> **SUPPLIED TEXT**

▼

The different native metal oxide membranes all had abundant -OH groups on their entire pore surface, making these membranes highly hydrophilic. By grafting different chemical groups on their surface, we intended to make these membranes more hydrophobic and/or more oleophilic, which is beneficial for oil filtration. Four different, previously developed chemical modification techniques were used for the modification of the surface chemistry of the membranes, namely: silanation (SI), Grignard grafting (GR), phosphonic acid grafting (PA), and surface-initiated atom transfer radical polymerization (Si-ATRP). All four techniques are schematically visualized in Figure 1. As can be observed, each grafting technique yields different surface and pore chemistry modifications. Details of the first 3 grafting techniques (SI, GR, and PA) and the characteristics of the resulting membranes can be found in the review paper [30]; a short overview is given here.
Silanation is one of the most well-known grafting techniques. It uses silane reagents to cause a condensation reaction with the -OH groups on metal oxides. High surface coverages are typically reached, but bond stability is dependent on the metal oxide and grafted group. Fraunhofer IKTS optimized this technique to create robust, strongly hydrophobic UF membranes that are also semi-commercially available at Inopor (HOC membranes) [31,32]. In these membranes, both the support and top layers are chemically modified. Particularly for this study, IKTS used the HOC reagent in 2 concentrations (1% and 2%). Moreover, they also prepared membranes with an extra hydrophilic pore surface (S-HIGS membranes). Quality control of silanated membranes was typically done by contact angle measurements and/or Liquid Entry Pressure determination [31,33].
Grignard grafting is the proprietary grafting technique that was developed by VITO in collaboration with the University of Antwerp and recently commercialized by the SME company A-membranes www.a-membranes.com (accessed on 20 January 2026). When Grignard reagents were applied, partial replacement of the native membrane’s -OH groups occurred, leading to the direct bonding of the intended organic groups to the metal atoms through robust M-C bonds, without the involvement of oxygen atoms (as shown in Figure 1). The reaction (as applied at VITO) is possible on TiO2 and ZrO2 but not on Al2O3, leading, in the majority of cases, to membranes with only chemically modified top layers and not supports. In this study, VITO used Grignard grafting to alter the surface chemistry of a variety of TiO2 and ZrO2 membranes to make them more hydrophobic (full hydrophobicity cannot be reached due to the partial surface coverage). The quality of the GR-grafted membranes was typically measured by contact angle measurements and/or water permeability decline after grafting [34,35,36].

▲

> **DIRECTIVE**
From the membrane grafting text, translate this sentence into Spanish: "High surface coverages are typically reached, but bond stability is dependent on the metal oxide and grafted group."

> **DATASET EXTRACT**
▼

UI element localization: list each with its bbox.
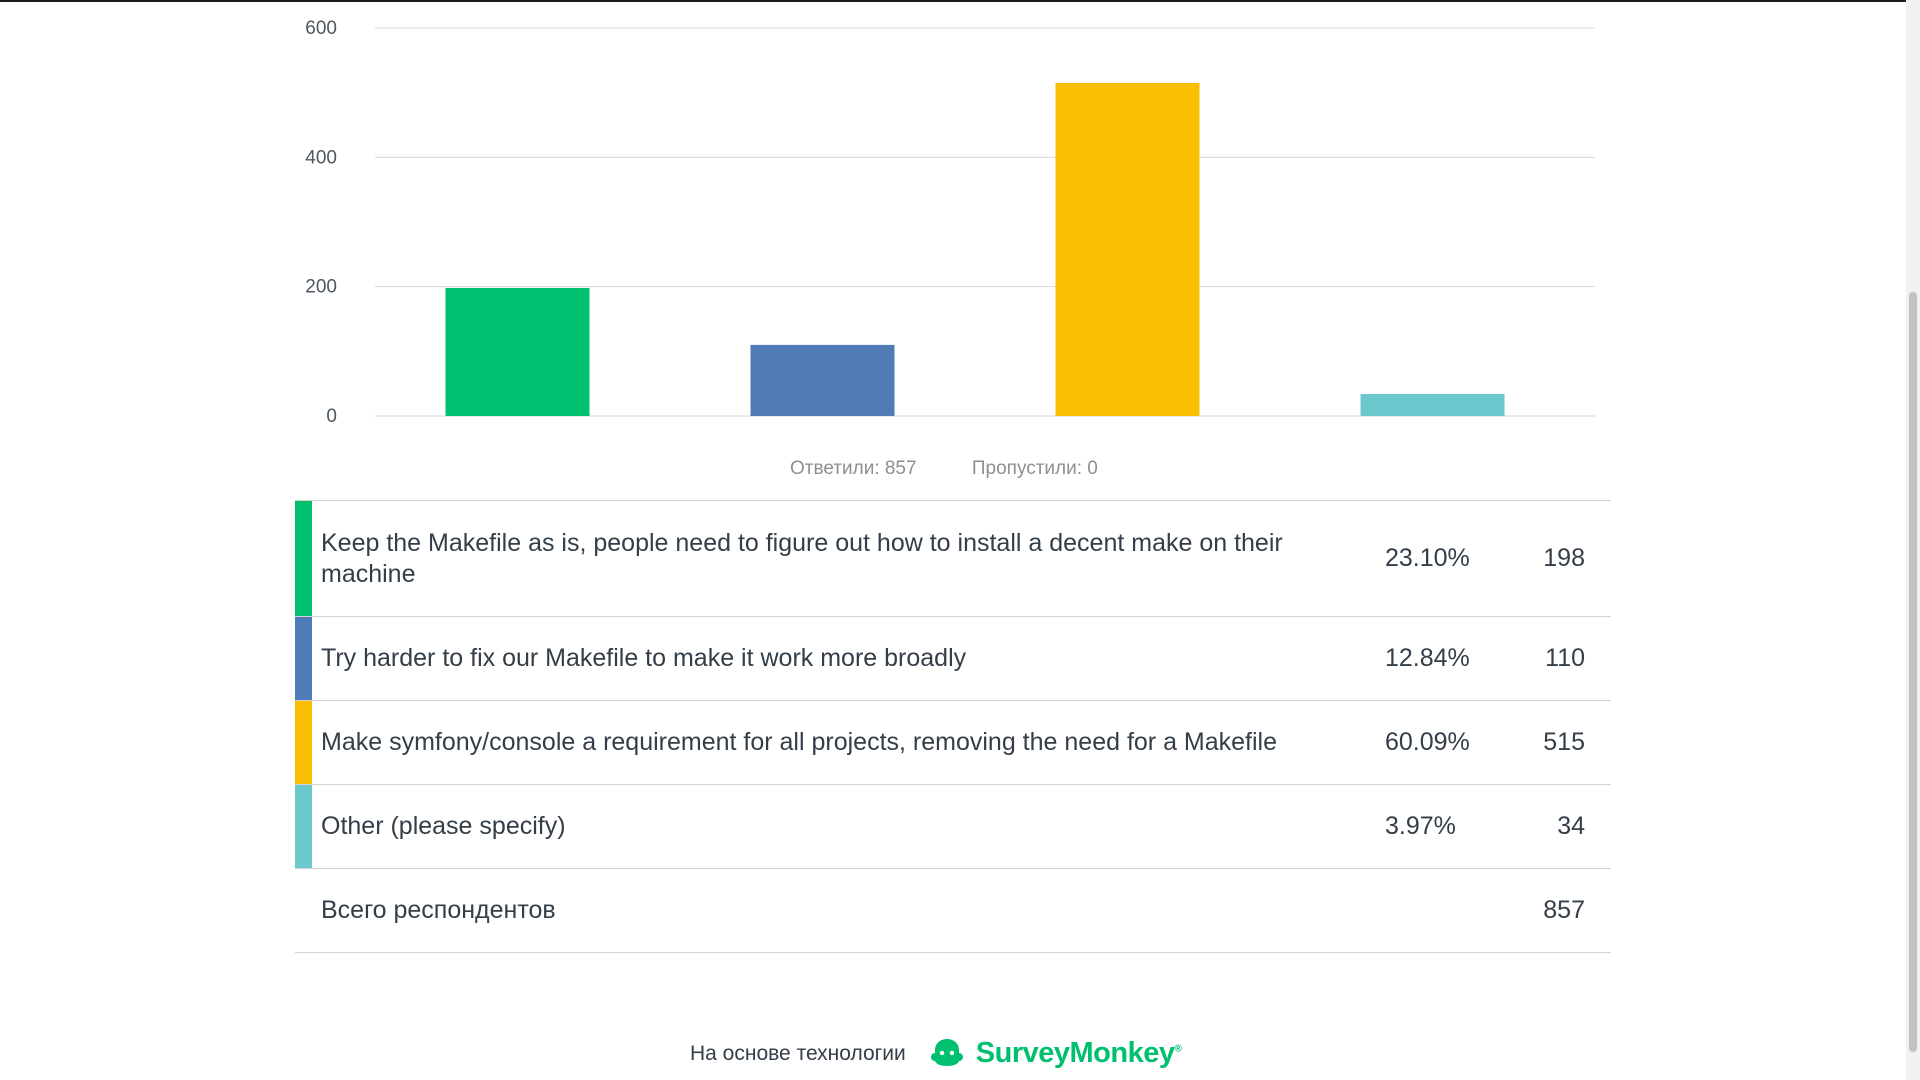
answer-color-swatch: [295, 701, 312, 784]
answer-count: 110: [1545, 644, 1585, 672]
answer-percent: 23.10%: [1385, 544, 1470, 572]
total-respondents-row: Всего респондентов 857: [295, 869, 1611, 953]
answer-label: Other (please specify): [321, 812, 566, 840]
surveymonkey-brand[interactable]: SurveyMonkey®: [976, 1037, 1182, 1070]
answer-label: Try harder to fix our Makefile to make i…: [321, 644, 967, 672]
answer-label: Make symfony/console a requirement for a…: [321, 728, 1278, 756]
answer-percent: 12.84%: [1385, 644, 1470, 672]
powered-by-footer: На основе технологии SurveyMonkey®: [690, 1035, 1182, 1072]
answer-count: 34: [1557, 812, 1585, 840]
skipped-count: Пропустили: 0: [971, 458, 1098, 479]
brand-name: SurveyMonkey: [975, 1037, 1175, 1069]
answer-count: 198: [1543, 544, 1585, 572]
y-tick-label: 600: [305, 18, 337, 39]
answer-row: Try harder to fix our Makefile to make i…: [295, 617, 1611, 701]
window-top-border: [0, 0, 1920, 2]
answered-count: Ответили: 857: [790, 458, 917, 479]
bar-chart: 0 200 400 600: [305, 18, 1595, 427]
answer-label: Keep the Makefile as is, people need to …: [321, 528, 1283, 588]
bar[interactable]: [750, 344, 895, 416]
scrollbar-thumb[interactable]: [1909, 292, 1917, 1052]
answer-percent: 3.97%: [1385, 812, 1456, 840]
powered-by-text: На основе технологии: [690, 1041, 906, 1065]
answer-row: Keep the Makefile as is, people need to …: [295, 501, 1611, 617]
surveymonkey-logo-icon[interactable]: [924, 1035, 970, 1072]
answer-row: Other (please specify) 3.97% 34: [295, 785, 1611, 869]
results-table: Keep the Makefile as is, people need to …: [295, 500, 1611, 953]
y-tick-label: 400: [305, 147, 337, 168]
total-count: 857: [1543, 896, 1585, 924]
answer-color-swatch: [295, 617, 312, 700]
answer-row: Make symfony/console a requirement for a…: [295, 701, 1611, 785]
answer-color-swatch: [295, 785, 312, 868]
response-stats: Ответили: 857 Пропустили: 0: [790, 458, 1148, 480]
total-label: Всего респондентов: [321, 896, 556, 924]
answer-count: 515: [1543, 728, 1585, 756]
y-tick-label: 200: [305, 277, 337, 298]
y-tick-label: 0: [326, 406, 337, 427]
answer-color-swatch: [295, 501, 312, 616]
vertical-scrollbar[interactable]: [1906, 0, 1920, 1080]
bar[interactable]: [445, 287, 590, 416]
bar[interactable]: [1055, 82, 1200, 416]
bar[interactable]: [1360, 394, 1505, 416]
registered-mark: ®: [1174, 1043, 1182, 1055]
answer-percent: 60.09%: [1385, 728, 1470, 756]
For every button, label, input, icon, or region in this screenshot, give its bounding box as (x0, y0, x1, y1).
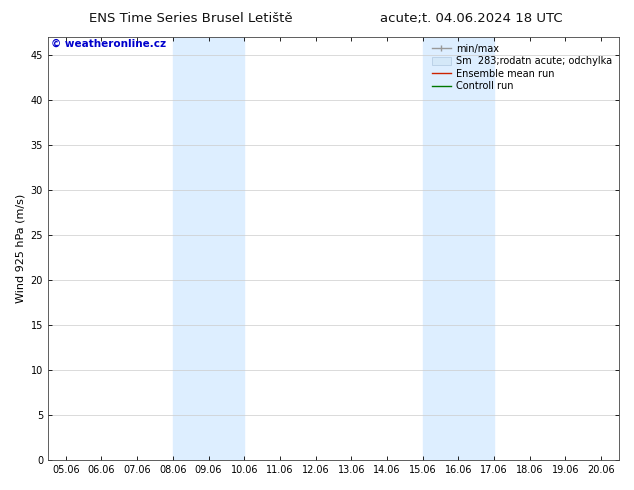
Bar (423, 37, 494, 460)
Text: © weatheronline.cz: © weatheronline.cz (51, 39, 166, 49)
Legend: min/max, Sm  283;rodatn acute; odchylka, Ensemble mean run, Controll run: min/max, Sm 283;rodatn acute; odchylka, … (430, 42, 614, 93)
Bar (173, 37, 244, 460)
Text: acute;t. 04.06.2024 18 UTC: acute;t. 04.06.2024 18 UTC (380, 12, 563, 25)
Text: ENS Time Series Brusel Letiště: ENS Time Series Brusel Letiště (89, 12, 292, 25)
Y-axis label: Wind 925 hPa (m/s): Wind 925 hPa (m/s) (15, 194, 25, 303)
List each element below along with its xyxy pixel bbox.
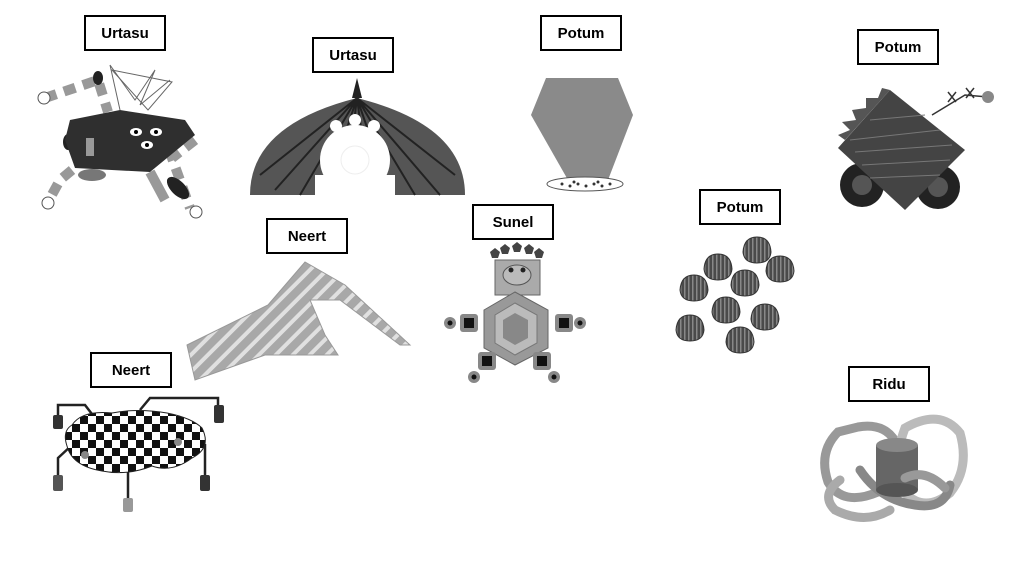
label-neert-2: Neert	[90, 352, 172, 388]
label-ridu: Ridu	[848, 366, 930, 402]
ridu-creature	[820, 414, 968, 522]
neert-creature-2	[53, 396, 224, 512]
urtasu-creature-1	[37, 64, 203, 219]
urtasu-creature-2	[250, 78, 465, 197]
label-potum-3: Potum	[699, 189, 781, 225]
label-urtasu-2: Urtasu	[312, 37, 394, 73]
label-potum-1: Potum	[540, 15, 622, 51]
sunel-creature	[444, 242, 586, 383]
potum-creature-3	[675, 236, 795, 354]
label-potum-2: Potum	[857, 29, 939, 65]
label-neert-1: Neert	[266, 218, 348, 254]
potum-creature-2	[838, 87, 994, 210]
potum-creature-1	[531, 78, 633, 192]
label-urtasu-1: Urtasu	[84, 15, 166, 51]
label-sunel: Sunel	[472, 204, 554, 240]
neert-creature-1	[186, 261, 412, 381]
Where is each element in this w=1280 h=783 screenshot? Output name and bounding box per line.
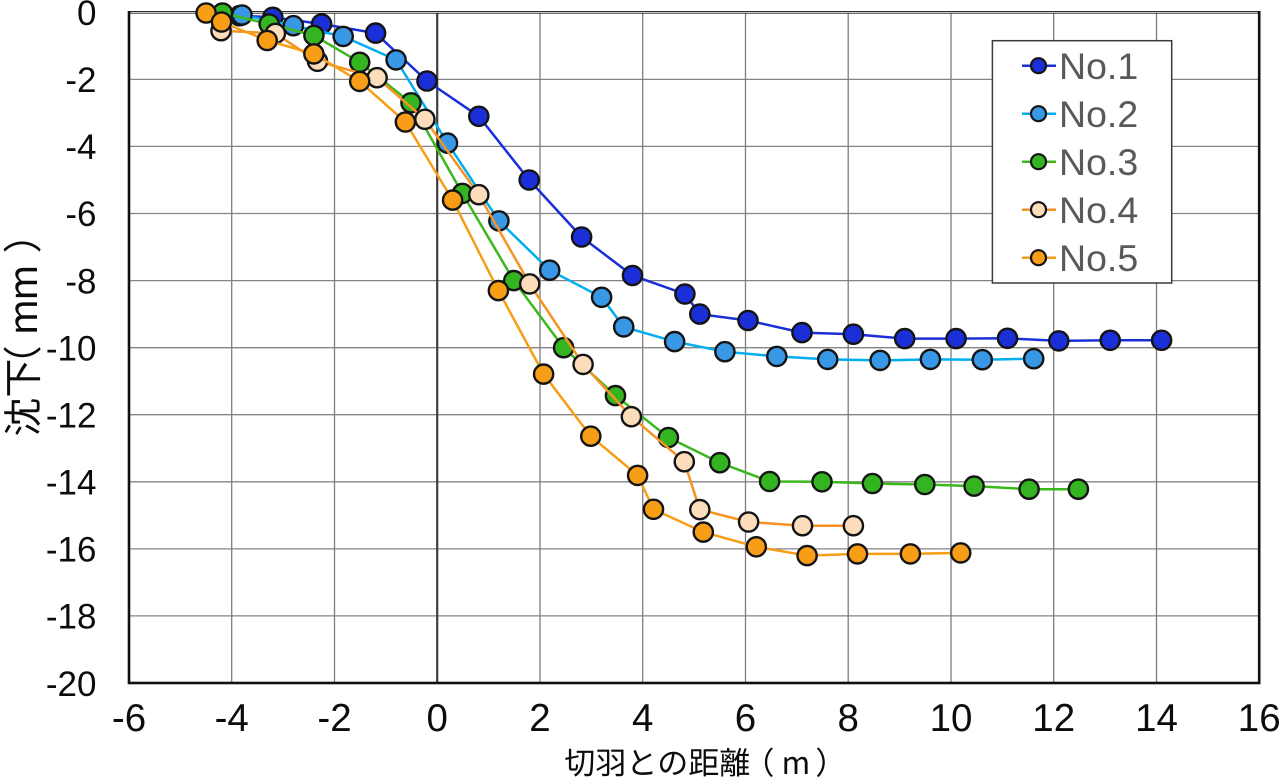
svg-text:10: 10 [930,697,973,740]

▲

> **EXERCISE SOLUTION**
Normalmente se alcanzan altas coberturas superficiales, pero la estabilidad del enlace depende del óxido metálico y del grupo injertado.